▶ [DATA FOR PROCESSING]:
--------------------------------------------------

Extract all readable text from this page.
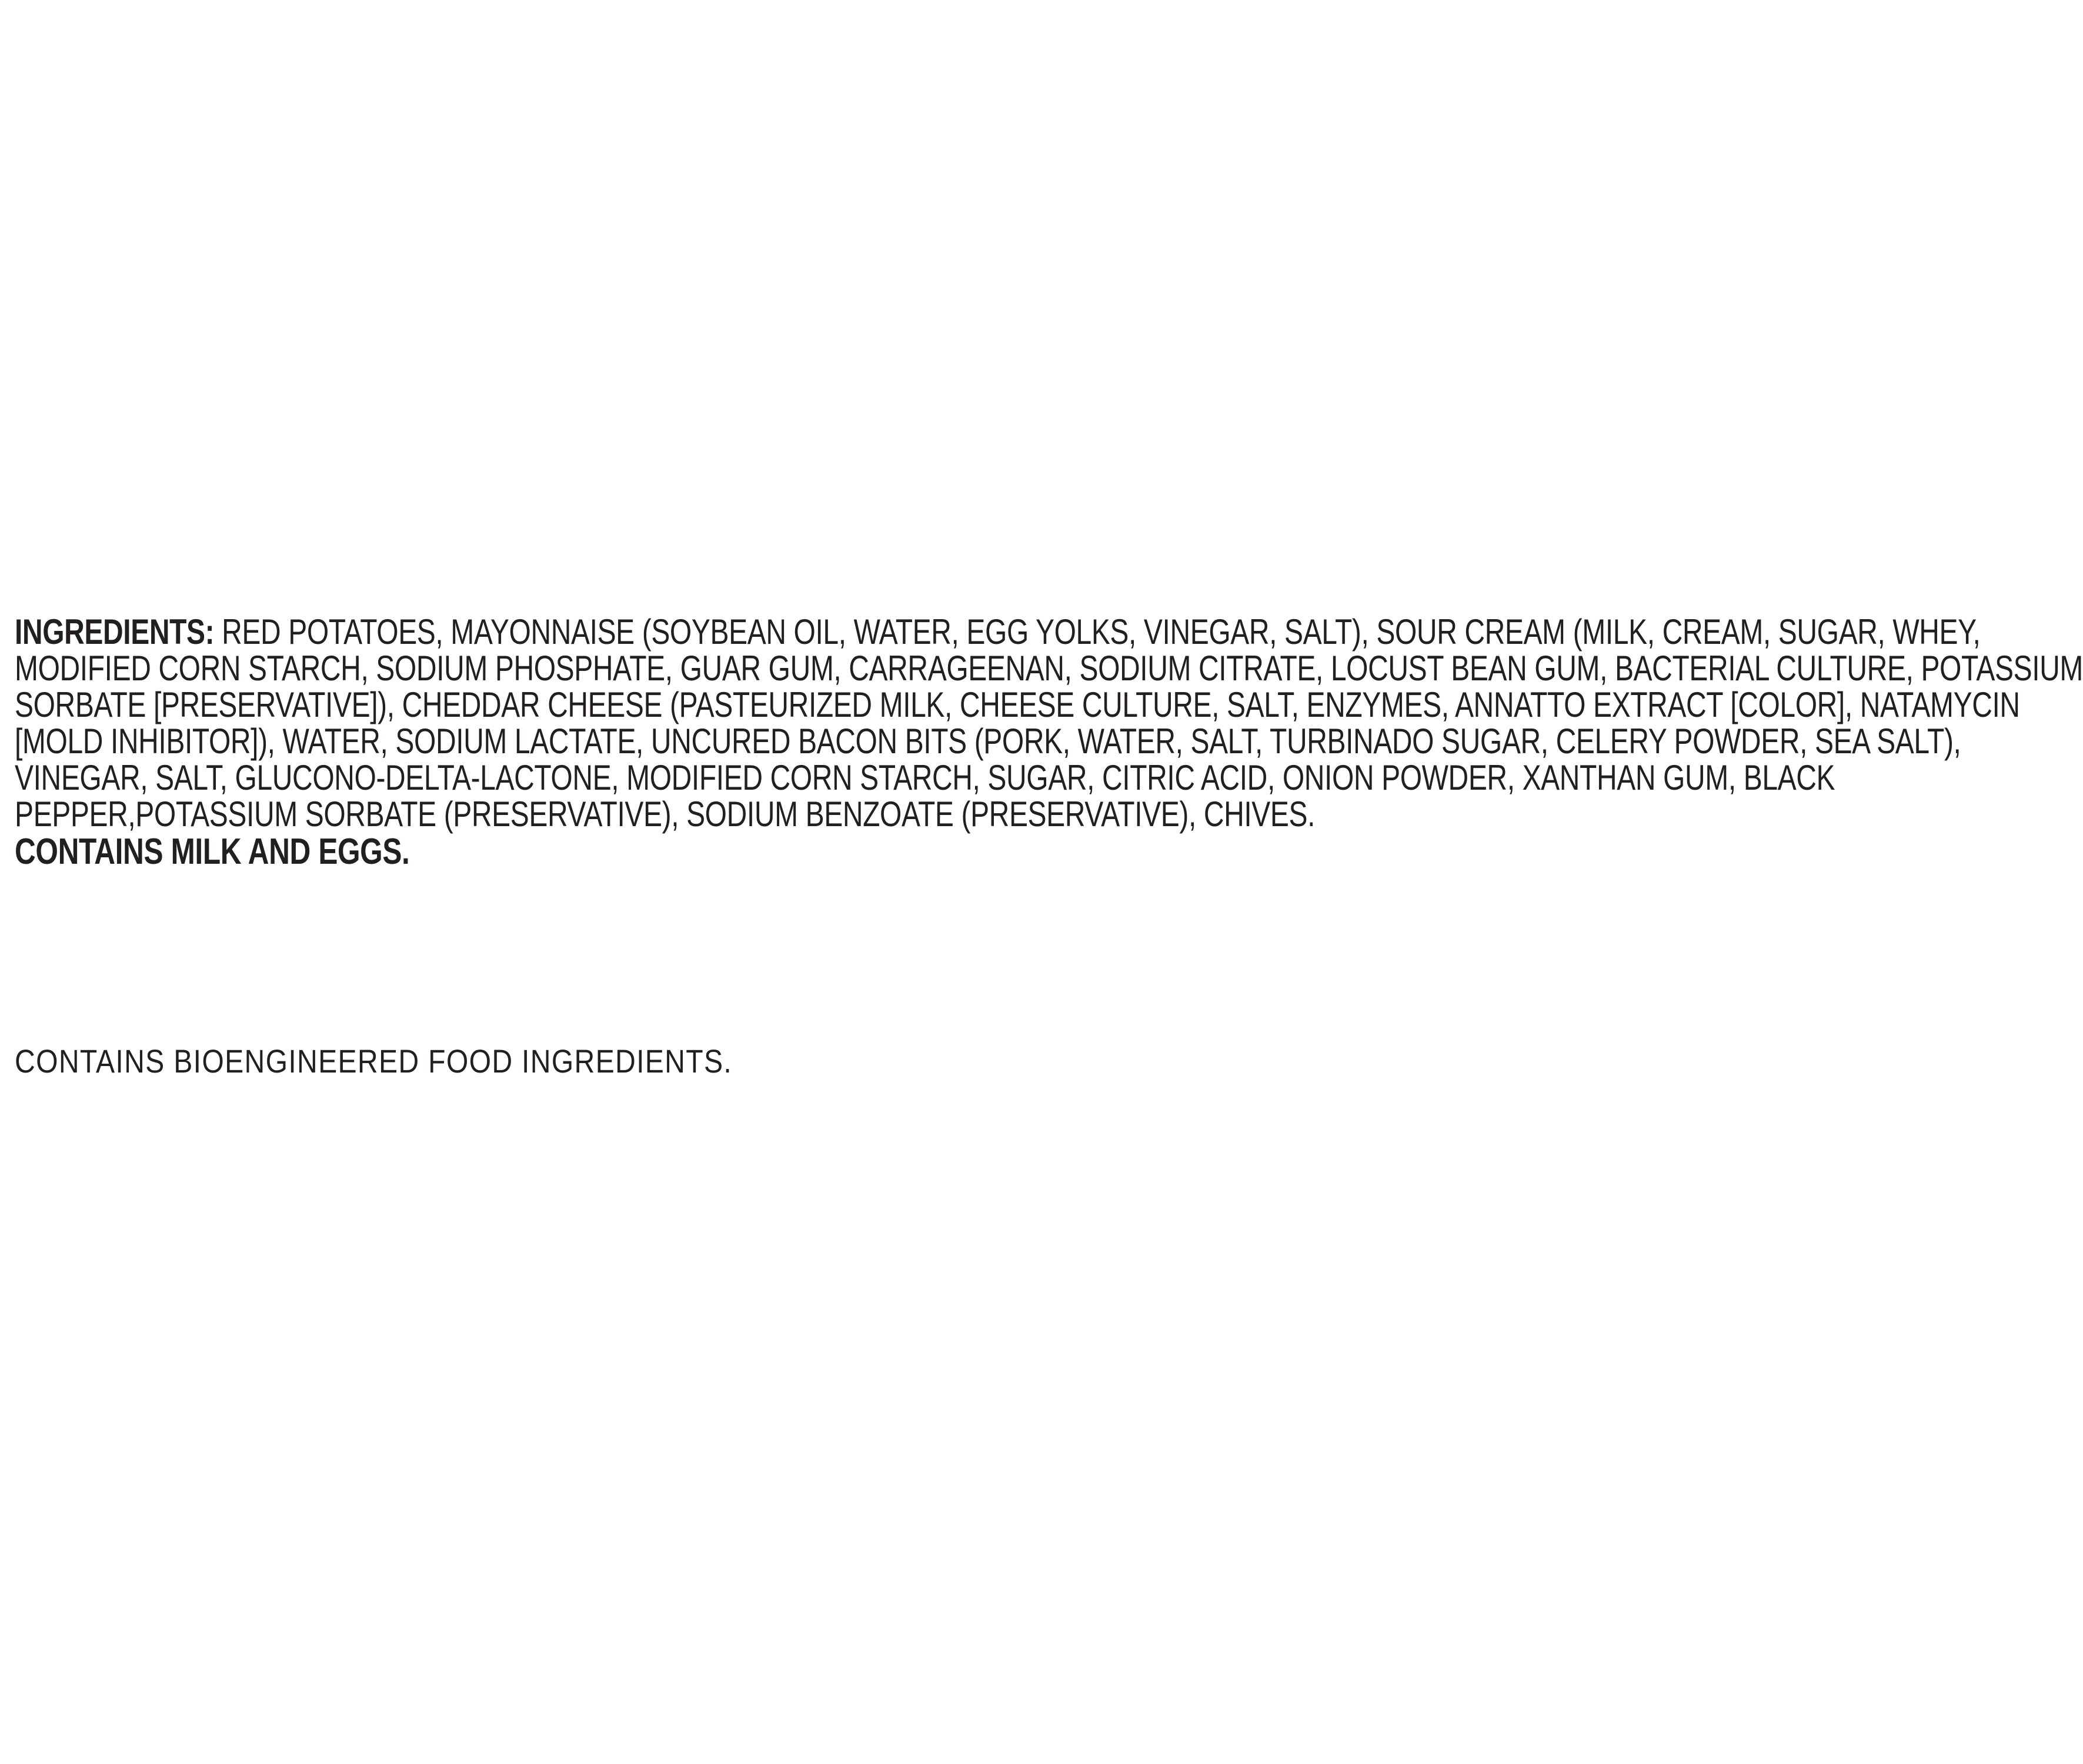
INGREDIENTS: RED POTATOES, MAYONNAISE (SOYBEAN OIL, WATER, EGG YOLKS, VINEGAR, SALT), SOUR CREAM (MILK, CREAM, SUGAR, WHEY,
MODIFIED CORN STARCH, SODIUM PHOSPHATE, GUAR GUM, CARRAGEENAN, SODIUM CITRATE, LOCUST BEAN GUM, BACTERIAL CULTURE, POTASSIUM
SORBATE [PRESERVATIVE]), CHEDDAR CHEESE (PASTEURIZED MILK, CHEESE CULTURE, SALT, ENZYMES, ANNATTO EXTRACT [COLOR], NATAMYCIN
[MOLD INHIBITOR]), WATER, SODIUM LACTATE, UNCURED BACON BITS (PORK, WATER, SALT, TURBINADO SUGAR, CELERY POWDER, SEA SALT),
VINEGAR, SALT, GLUCONO-DELTA-LACTONE, MODIFIED CORN STARCH, SUGAR, CITRIC ACID, ONION POWDER, XANTHAN GUM, BLACK
PEPPER,POTASSIUM SORBATE (PRESERVATIVE), SODIUM BENZOATE (PRESERVATIVE), CHIVES.
CONTAINS MILK AND EGGS.
CONTAINS BIOENGINEERED FOOD INGREDIENTS.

--------------------------------------------------

▶ [PROBLEM DESCRIPTION]: Across the data, pull every line containing the string "SODIUM".

▶ [TASK OUTPUT]:
MODIFIED CORN STARCH, SODIUM PHOSPHATE, GUAR GUM, CARRAGEENAN, SODIUM CITRATE, LOCUST BEAN GUM, BACTERIAL CULTURE, POTASSIUM
[MOLD INHIBITOR]), WATER, SODIUM LACTATE, UNCURED BACON BITS (PORK, WATER, SALT, TURBINADO SUGAR, CELERY POWDER, SEA SALT),
PEPPER,POTASSIUM SORBATE (PRESERVATIVE), SODIUM BENZOATE (PRESERVATIVE), CHIVES.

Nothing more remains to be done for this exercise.